Short task: Show all lines from the data that include the word "test".
┌─ Raw data
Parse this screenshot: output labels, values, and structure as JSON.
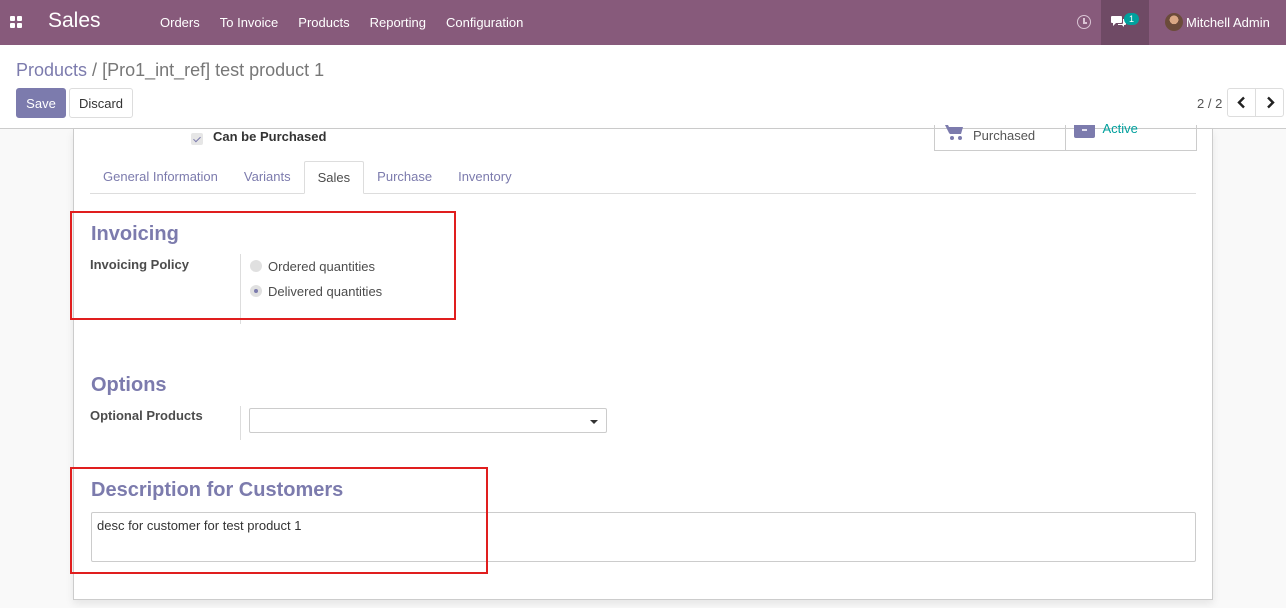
{
  "navbar": {
    "app_title": "Sales",
    "menu": [
      "Orders",
      "To Invoice",
      "Products",
      "Reporting",
      "Configuration"
    ],
    "chat_badge": "1",
    "user_name": "Mitchell Admin",
    "colors": {
      "navbar_bg": "#875a7b",
      "accent": "#7c7bad",
      "teal": "#00a09d"
    }
  },
  "breadcrumb": {
    "parent": "Products",
    "separator": "/",
    "current": "[Pro1_int_ref] test product 1"
  },
  "actions": {
    "save_label": "Save",
    "discard_label": "Discard"
  },
  "pager": {
    "value": "2 / 2"
  },
  "sheet": {
    "can_be_purchased_label": "Can be Purchased",
    "can_be_purchased_checked": true,
    "stat_buttons": {
      "purchased_label": "Purchased",
      "active_label": "Active"
    },
    "tabs": [
      {
        "label": "General Information",
        "active": false
      },
      {
        "label": "Variants",
        "active": false
      },
      {
        "label": "Sales",
        "active": true
      },
      {
        "label": "Purchase",
        "active": false
      },
      {
        "label": "Inventory",
        "active": false
      }
    ],
    "invoicing": {
      "title": "Invoicing",
      "policy_label": "Invoicing Policy",
      "options": [
        {
          "label": "Ordered quantities",
          "checked": false
        },
        {
          "label": "Delivered quantities",
          "checked": true
        }
      ]
    },
    "options_section": {
      "title": "Options",
      "optional_products_label": "Optional Products",
      "optional_products_value": ""
    },
    "description": {
      "title": "Description for Customers",
      "value": "desc for customer for test product 1"
    }
  }
}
└─
Task output:
    "current": "[Pro1_int_ref] test product 1"
      "value": "desc for customer for test product 1"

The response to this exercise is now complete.